Dataset records
▽

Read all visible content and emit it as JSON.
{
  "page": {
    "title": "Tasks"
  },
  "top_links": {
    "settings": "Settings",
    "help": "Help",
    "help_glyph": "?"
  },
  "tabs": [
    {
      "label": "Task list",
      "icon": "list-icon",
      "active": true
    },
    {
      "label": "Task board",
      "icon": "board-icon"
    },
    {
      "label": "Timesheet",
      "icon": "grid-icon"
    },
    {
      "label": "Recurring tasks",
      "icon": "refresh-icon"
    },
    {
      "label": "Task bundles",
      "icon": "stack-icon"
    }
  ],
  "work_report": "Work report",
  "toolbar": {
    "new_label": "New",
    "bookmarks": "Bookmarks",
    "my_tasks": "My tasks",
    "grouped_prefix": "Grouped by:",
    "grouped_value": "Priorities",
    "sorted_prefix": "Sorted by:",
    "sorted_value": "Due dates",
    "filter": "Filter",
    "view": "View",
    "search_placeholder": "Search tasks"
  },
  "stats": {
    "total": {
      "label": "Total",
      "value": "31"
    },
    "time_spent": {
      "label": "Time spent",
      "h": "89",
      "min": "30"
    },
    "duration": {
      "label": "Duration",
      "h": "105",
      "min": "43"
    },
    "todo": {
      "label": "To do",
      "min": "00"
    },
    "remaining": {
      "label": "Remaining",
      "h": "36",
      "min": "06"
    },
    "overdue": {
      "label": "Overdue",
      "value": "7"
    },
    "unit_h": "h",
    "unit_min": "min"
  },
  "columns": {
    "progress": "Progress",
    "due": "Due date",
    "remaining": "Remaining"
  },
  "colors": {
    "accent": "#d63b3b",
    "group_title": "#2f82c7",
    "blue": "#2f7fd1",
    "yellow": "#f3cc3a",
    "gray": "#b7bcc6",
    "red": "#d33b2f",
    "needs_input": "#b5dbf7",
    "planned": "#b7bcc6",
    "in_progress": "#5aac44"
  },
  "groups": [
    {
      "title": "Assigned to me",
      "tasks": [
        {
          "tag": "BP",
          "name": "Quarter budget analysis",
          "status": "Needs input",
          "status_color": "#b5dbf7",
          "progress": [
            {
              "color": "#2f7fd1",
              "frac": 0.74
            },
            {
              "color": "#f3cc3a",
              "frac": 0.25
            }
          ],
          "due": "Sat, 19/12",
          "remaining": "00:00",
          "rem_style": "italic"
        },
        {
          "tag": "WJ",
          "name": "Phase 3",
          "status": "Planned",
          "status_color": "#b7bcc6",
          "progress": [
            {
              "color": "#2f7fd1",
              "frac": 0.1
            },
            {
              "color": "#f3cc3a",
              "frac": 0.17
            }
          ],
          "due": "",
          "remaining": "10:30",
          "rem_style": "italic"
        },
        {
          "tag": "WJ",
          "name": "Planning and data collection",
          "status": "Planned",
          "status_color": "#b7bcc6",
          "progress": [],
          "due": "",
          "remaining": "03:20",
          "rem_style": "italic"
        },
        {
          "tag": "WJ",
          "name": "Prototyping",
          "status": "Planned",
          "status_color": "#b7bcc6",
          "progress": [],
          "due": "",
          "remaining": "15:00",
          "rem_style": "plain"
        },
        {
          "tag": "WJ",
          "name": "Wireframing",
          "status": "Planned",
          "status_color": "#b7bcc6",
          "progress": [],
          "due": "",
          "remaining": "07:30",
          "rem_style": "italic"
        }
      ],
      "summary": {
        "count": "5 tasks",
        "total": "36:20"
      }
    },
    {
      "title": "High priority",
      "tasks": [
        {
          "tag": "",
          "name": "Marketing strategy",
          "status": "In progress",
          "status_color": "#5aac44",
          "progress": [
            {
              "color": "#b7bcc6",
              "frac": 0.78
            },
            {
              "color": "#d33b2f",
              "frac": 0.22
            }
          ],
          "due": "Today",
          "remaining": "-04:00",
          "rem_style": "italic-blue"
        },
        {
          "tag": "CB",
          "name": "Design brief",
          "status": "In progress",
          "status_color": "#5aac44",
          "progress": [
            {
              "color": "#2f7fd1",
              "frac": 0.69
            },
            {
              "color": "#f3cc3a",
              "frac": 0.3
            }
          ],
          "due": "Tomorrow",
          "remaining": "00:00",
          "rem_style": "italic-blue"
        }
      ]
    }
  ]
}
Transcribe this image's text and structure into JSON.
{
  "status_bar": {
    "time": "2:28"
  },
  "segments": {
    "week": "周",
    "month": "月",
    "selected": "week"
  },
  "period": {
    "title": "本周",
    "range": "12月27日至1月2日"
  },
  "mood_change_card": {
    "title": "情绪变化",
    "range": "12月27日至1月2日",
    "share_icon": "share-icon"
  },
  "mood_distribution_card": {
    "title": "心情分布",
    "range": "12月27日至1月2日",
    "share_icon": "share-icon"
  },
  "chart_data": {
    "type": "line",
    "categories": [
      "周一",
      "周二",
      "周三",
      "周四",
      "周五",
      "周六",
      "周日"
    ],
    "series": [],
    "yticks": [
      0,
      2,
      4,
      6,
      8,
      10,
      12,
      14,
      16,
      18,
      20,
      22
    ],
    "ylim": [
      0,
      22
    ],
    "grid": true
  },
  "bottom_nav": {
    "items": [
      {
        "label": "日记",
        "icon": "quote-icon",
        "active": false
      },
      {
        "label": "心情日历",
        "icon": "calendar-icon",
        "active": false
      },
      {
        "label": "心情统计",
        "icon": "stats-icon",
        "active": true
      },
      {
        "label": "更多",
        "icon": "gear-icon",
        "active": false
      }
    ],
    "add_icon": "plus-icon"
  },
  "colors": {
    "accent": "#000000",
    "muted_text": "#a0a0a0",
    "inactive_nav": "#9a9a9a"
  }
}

△

__TASK BRIEF__. Extract from the data every line where "icon" shows up.

__TASK SOLUTION__.
      "icon": "list-icon",
      "icon": "board-icon"
      "icon": "grid-icon"
      "icon": "refresh-icon"
      "icon": "stack-icon"
    "share_icon": "share-icon"
    "share_icon": "share-icon"
        "icon": "quote-icon",
        "icon": "calendar-icon",
        "icon": "stats-icon",
        "icon": "gear-icon",
    "add_icon": "plus-icon"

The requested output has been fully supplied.